Layout element annotations:
──────────────────────────────

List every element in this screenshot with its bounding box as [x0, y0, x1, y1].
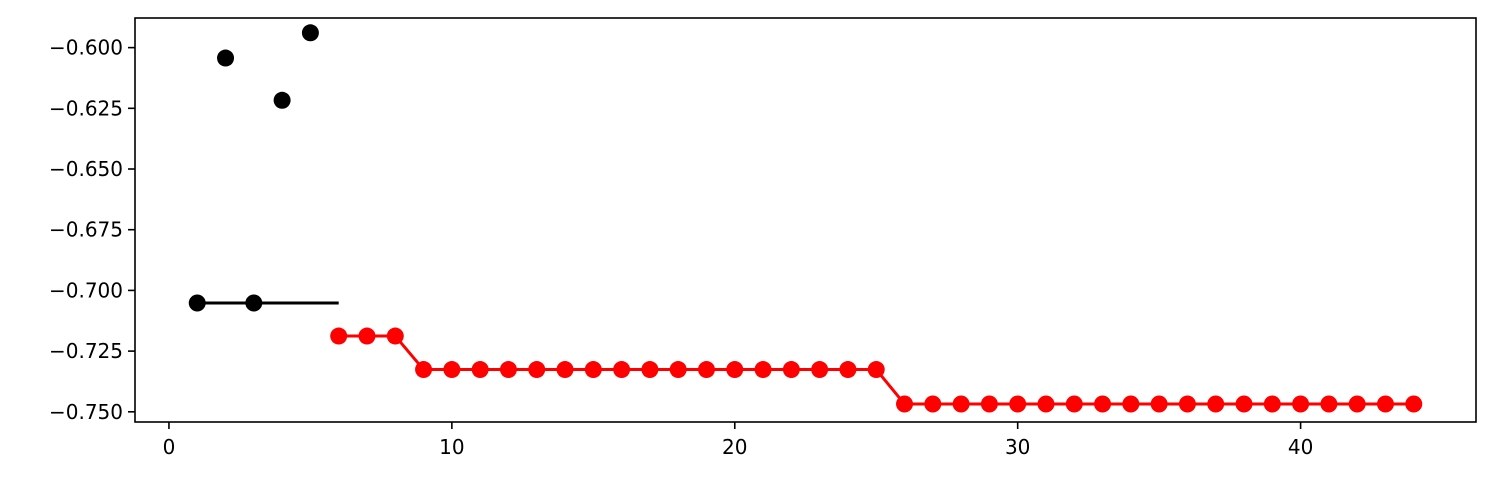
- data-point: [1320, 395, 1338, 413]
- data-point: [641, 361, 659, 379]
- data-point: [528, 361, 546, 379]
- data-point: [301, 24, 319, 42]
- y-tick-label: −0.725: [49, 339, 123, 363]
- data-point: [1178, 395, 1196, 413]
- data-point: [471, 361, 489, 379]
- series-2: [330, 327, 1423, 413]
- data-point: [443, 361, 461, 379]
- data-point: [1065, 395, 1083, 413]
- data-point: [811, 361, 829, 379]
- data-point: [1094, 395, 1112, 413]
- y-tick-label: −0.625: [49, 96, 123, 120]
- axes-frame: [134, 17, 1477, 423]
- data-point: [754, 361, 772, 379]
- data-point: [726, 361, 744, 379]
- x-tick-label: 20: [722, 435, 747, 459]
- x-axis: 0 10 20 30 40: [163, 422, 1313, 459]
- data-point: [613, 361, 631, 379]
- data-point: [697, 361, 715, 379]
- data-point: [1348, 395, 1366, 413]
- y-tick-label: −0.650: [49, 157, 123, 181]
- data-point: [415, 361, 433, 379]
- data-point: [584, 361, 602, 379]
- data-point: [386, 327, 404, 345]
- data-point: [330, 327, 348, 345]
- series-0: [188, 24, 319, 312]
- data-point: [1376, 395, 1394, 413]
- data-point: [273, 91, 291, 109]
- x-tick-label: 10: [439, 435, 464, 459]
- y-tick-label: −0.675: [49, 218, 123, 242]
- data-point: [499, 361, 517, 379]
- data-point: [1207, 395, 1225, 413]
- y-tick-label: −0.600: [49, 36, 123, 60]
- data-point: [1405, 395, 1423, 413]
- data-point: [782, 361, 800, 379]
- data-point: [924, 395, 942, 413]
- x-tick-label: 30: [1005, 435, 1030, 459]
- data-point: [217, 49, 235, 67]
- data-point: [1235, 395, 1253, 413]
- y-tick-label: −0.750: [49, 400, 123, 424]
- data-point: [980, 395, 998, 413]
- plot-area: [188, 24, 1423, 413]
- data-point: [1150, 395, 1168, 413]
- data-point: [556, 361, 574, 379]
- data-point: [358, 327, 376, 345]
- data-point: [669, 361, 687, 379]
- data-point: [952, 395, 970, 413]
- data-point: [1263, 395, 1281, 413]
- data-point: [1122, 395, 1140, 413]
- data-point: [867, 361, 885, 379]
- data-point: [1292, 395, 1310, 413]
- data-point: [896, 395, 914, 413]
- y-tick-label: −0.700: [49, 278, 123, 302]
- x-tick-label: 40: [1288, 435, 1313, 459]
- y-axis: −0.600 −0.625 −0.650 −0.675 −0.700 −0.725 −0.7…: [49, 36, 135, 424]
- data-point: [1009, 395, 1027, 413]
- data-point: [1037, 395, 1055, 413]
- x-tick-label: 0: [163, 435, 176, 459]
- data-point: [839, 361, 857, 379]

──────────────────────────────

== The task ==
Please set out every line of the listing above as a Markdown table with two columns, n for the row number and Line for the line itself, skipping blank lines and omitting the pictures.

== Final result ==
| n | Line |
|---|---|
| 1 | List every element in this screenshot with its bounding box as [x0, y0, x1, y1]. |
| 2 | - data-point: [1320, 395, 1338, 413] |
| 3 | - data-point: [641, 361, 659, 379] |
| 4 | - data-point: [528, 361, 546, 379] |
| 5 | - data-point: [301, 24, 319, 42] |
| 6 | - y-tick-label: −0.725: [49, 339, 123, 363] |
| 7 | - data-point: [1178, 395, 1196, 413] |
| 8 | - data-point: [471, 361, 489, 379] |
| 9 | - series-2: [330, 327, 1423, 413] |
| 10 | - data-point: [443, 361, 461, 379] |
| 11 | - data-point: [1065, 395, 1083, 413] |
| 12 | - data-point: [811, 361, 829, 379] |
| 13 | - data-point: [1094, 395, 1112, 413] |
| 14 | - y-tick-label: −0.625: [49, 96, 123, 120] |
| 15 | - axes-frame: [134, 17, 1477, 423] |
| 16 | - data-point: [754, 361, 772, 379] |
| 17 | - data-point: [726, 361, 744, 379] |
| 18 | - x-tick-label: 20: [722, 435, 747, 459] |
| 19 | - x-axis: 0 10 20 30 40: [163, 422, 1313, 459] |
| 20 | - data-point: [613, 361, 631, 379] |
| 21 | - data-point: [697, 361, 715, 379] |
| 22 | - data-point: [1348, 395, 1366, 413] |
| 23 | - y-tick-label: −0.650: [49, 157, 123, 181] |
| 24 | - data-point: [415, 361, 433, 379] |
| 25 | - data-point: [584, 361, 602, 379] |
| 26 | - data-point: [386, 327, 404, 345] |
| 27 | - data-point: [330, 327, 348, 345] |
| 28 | - series-0: [188, 24, 319, 312] |
| 29 | - data-point: [1376, 395, 1394, 413] |
| 30 | - data-point: [273, 91, 291, 109] |
| 31 | - x-tick-label: 10: [439, 435, 464, 459] |
| 32 | - y-tick-label: −0.675: [49, 218, 123, 242] |
| 33 | - data-point: [499, 361, 517, 379] |
| 34 | - data-point: [1207, 395, 1225, 413] |
| 35 | - y-tick-label: −0.600: [49, 36, 123, 60] |
| 36 | - data-point: [1405, 395, 1423, 413] |
| 37 | - data-point: [782, 361, 800, 379] |
| 38 | - data-point: [924, 395, 942, 413] |
| 39 | - x-tick-label: 30: [1005, 435, 1030, 459] |
| 40 | - data-point: [217, 49, 235, 67] |
| 41 | - data-point: [1235, 395, 1253, 413] |
| 42 | - y-tick-label: −0.750: [49, 400, 123, 424] |
| 43 | - data-point: [980, 395, 998, 413] |
| 44 | - plot-area: [188, 24, 1423, 413] |
| 45 | - data-point: [1150, 395, 1168, 413] |
| 46 | - data-point: [556, 361, 574, 379] |
| 47 | - data-point: [358, 327, 376, 345] |
| 48 | - data-point: [669, 361, 687, 379] |
| 49 | - data-point: [952, 395, 970, 413] |
| 50 | - data-point: [1263, 395, 1281, 413] |
| 51 | - data-point: [1122, 395, 1140, 413] |
| 52 | - data-point: [867, 361, 885, 379] |
| 53 | - data-point: [1292, 395, 1310, 413] |
| 54 | - data-point: [896, 395, 914, 413] |
| 55 | - y-tick-label: −0.700: [49, 278, 123, 302] |
| 56 | - x-tick-label: 40: [1288, 435, 1313, 459] |
| 57 | - y-axis: −0.600 −0.625 −0.650 −0.675 −0.700 −0.725 −0.7…: [49, 36, 135, 424] |
| 58 | - data-point: [1009, 395, 1027, 413] |
| 59 | - data-point: [1037, 395, 1055, 413] |
| 60 | - x-tick-label: 0: [163, 435, 176, 459] |
| 61 | - data-point: [839, 361, 857, 379] |